* **Problem to work on**
Return each line of the listing that contains the string "Ściągnij".

------------------------

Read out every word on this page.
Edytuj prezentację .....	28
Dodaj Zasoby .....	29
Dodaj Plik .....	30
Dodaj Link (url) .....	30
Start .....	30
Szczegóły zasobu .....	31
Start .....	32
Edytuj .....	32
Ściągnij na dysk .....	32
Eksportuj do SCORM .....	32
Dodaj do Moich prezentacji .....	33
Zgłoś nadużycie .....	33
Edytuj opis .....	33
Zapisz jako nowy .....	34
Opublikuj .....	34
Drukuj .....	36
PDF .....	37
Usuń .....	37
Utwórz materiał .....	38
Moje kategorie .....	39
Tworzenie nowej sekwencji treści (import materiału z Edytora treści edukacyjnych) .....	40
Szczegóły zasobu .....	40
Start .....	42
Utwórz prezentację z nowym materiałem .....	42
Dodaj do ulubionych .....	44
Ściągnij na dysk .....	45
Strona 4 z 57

------------------------

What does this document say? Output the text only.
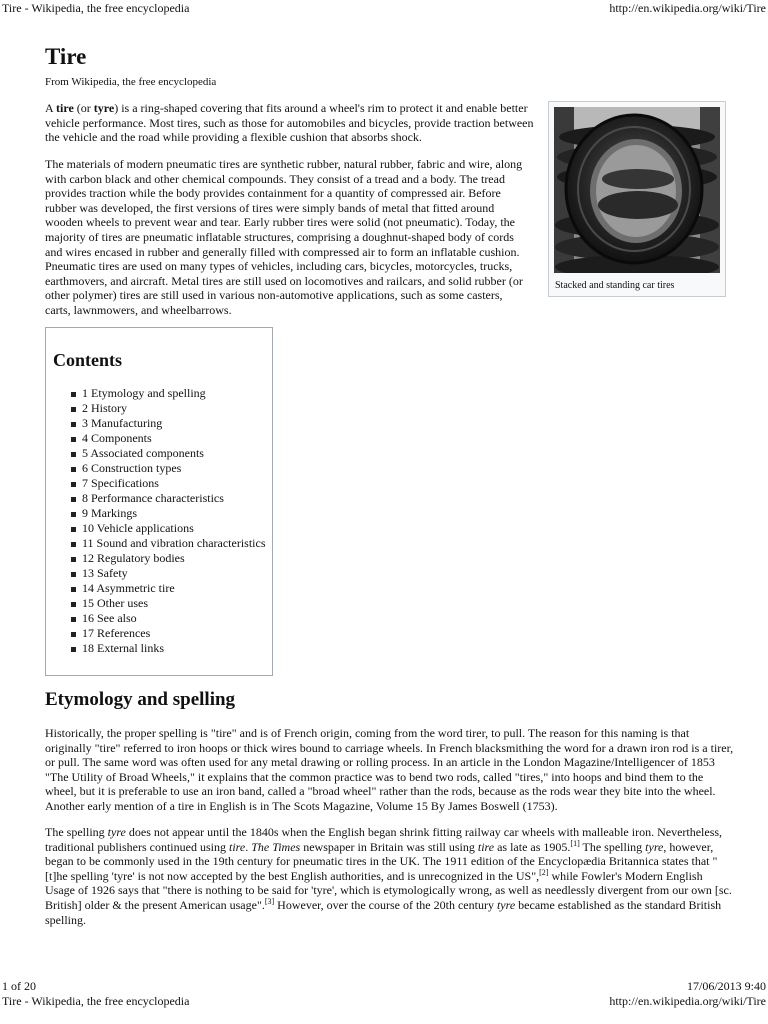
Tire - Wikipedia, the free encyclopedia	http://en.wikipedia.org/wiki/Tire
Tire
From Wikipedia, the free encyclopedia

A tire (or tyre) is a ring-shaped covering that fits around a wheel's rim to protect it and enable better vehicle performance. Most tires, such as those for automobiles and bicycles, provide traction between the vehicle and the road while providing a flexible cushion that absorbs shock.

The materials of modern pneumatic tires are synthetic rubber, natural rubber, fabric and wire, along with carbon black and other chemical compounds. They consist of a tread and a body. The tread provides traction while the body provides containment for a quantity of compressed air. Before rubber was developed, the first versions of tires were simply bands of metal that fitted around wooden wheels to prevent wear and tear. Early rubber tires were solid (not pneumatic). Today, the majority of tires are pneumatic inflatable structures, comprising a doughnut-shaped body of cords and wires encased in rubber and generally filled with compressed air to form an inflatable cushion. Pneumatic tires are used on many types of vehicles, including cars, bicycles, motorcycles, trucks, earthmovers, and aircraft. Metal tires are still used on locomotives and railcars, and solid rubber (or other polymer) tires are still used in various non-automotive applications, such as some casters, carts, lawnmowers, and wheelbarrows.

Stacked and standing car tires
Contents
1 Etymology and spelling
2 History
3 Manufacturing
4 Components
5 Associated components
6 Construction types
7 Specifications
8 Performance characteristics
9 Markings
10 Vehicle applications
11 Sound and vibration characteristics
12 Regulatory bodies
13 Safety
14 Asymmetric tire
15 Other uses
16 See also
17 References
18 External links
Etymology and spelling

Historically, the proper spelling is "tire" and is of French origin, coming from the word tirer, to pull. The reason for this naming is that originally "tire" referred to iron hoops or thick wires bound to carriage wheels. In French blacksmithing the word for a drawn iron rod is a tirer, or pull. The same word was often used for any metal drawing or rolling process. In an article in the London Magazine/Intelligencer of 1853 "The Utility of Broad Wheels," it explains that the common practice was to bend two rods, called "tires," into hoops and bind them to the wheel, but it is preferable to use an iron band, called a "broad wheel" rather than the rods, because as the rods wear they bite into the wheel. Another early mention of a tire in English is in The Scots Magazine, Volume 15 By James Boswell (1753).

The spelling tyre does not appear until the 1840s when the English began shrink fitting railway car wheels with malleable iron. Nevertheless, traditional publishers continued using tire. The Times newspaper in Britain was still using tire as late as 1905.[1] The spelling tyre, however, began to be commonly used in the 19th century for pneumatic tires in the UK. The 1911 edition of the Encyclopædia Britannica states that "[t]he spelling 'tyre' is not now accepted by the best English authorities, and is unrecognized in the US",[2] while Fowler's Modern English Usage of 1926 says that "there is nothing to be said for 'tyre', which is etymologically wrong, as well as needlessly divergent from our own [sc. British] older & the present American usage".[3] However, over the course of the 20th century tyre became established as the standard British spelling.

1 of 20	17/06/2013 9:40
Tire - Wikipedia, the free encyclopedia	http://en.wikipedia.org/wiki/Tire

------------------------

* **Expected answer**
Ściągnij na dysk .....	32
Ściągnij na dysk .....	45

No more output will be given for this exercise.